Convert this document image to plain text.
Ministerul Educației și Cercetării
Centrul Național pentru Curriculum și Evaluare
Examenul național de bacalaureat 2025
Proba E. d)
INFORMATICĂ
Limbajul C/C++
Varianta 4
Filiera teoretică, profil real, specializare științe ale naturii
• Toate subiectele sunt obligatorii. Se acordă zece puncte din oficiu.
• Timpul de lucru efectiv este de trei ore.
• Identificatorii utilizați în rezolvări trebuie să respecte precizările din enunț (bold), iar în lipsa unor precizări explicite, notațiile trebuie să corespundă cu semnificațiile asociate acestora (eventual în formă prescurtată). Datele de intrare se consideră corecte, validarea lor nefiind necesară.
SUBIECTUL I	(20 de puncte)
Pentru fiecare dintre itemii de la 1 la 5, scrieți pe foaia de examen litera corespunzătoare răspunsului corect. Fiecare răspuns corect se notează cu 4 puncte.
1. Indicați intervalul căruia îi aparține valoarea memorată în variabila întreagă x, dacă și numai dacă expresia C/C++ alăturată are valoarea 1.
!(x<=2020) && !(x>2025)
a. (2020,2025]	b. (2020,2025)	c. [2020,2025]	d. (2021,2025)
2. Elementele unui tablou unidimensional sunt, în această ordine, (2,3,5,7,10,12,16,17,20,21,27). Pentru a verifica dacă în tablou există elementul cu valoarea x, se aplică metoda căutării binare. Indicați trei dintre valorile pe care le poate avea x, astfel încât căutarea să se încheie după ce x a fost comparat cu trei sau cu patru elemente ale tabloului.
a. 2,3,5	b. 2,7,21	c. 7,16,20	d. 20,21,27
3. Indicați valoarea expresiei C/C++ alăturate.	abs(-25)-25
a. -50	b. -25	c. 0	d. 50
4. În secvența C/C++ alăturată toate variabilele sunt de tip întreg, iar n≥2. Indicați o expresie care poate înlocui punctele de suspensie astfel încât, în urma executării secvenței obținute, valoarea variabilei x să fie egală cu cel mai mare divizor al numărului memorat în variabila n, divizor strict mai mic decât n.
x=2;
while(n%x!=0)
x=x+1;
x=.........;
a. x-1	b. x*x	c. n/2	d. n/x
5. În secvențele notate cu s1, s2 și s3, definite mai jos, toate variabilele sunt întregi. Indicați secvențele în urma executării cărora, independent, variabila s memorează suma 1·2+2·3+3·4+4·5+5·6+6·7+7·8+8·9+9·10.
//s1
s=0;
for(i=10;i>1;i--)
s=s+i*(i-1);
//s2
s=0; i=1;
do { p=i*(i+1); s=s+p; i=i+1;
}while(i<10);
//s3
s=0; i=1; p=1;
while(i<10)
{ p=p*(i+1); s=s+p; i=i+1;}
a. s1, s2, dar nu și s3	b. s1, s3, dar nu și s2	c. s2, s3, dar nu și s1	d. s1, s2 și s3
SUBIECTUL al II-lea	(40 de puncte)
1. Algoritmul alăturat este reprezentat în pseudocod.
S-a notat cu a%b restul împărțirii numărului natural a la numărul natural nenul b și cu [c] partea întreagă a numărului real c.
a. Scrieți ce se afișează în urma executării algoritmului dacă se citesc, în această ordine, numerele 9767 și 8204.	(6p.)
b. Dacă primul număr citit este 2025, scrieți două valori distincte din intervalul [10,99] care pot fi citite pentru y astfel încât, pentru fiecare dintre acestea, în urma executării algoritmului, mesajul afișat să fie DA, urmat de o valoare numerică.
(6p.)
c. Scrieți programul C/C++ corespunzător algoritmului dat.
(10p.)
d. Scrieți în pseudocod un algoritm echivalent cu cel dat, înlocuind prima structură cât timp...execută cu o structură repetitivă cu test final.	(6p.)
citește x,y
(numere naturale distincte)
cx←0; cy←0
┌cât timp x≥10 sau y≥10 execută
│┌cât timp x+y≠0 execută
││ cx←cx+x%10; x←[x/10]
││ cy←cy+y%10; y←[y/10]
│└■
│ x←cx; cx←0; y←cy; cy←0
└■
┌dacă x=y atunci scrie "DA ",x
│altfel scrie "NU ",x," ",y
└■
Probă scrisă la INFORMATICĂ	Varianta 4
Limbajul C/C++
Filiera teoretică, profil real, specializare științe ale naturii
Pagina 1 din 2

• **What to produce**
Please reproduce each line exactly as written.

• **Response below**
Convert this document image to plain text.
Ministerul Educației și Cercetării
Centrul Național pentru Curriculum și Evaluare
Examenul național de bacalaureat 2025
Proba E. d)
INFORMATICĂ
Limbajul C/C++
Varianta 4
Filiera teoretică, profil real, specializare științe ale naturii
• Toate subiectele sunt obligatorii. Se acordă zece puncte din oficiu.
• Timpul de lucru efectiv este de trei ore.
• Identificatorii utilizați în rezolvări trebuie să respecte precizările din enunț (bold), iar în lipsa unor precizări explicite, notațiile trebuie să corespundă cu semnificațiile asociate acestora (eventual în formă prescurtată). Datele de intrare se consideră corecte, validarea lor nefiind necesară.
SUBIECTUL I	(20 de puncte)
Pentru fiecare dintre itemii de la 1 la 5, scrieți pe foaia de examen litera corespunzătoare răspunsului corect. Fiecare răspuns corect se notează cu 4 puncte.
1. Indicați intervalul căruia îi aparține valoarea memorată în variabila întreagă x, dacă și numai dacă expresia C/C++ alăturată are valoarea 1.
!(x<=2020) && !(x>2025)
a. (2020,2025]	b. (2020,2025)	c. [2020,2025]	d. (2021,2025)
2. Elementele unui tablou unidimensional sunt, în această ordine, (2,3,5,7,10,12,16,17,20,21,27). Pentru a verifica dacă în tablou există elementul cu valoarea x, se aplică metoda căutării binare. Indicați trei dintre valorile pe care le poate avea x, astfel încât căutarea să se încheie după ce x a fost comparat cu trei sau cu patru elemente ale tabloului.
a. 2,3,5	b. 2,7,21	c. 7,16,20	d. 20,21,27
3. Indicați valoarea expresiei C/C++ alăturate.	abs(-25)-25
a. -50	b. -25	c. 0	d. 50
4. În secvența C/C++ alăturată toate variabilele sunt de tip întreg, iar n≥2. Indicați o expresie care poate înlocui punctele de suspensie astfel încât, în urma executării secvenței obținute, valoarea variabilei x să fie egală cu cel mai mare divizor al numărului memorat în variabila n, divizor strict mai mic decât n.
x=2;
while(n%x!=0)
x=x+1;
x=.........;
a. x-1	b. x*x	c. n/2	d. n/x
5. În secvențele notate cu s1, s2 și s3, definite mai jos, toate variabilele sunt întregi. Indicați secvențele în urma executării cărora, independent, variabila s memorează suma 1·2+2·3+3·4+4·5+5·6+6·7+7·8+8·9+9·10.
//s1
s=0;
for(i=10;i>1;i--)
s=s+i*(i-1);
//s2
s=0; i=1;
do { p=i*(i+1); s=s+p; i=i+1;
}while(i<10);
//s3
s=0; i=1; p=1;
while(i<10)
{ p=p*(i+1); s=s+p; i=i+1;}
a. s1, s2, dar nu și s3	b. s1, s3, dar nu și s2	c. s2, s3, dar nu și s1	d. s1, s2 și s3
SUBIECTUL al II-lea	(40 de puncte)
1. Algoritmul alăturat este reprezentat în pseudocod.
S-a notat cu a%b restul împărțirii numărului natural a la numărul natural nenul b și cu [c] partea întreagă a numărului real c.
a. Scrieți ce se afișează în urma executării algoritmului dacă se citesc, în această ordine, numerele 9767 și 8204.	(6p.)
b. Dacă primul număr citit este 2025, scrieți două valori distincte din intervalul [10,99] care pot fi citite pentru y astfel încât, pentru fiecare dintre acestea, în urma executării algoritmului, mesajul afișat să fie DA, urmat de o valoare numerică.
(6p.)
c. Scrieți programul C/C++ corespunzător algoritmului dat.
(10p.)
d. Scrieți în pseudocod un algoritm echivalent cu cel dat, înlocuind prima structură cât timp...execută cu o structură repetitivă cu test final.	(6p.)
citește x,y
(numere naturale distincte)
cx←0; cy←0
┌cât timp x≥10 sau y≥10 execută
│┌cât timp x+y≠0 execută
││ cx←cx+x%10; x←[x/10]
││ cy←cy+y%10; y←[y/10]
│└■
│ x←cx; cx←0; y←cy; cy←0
└■
┌dacă x=y atunci scrie "DA ",x
│altfel scrie "NU ",x," ",y
└■
Probă scrisă la INFORMATICĂ	Varianta 4
Limbajul C/C++
Filiera teoretică, profil real, specializare științe ale naturii
Pagina 1 din 2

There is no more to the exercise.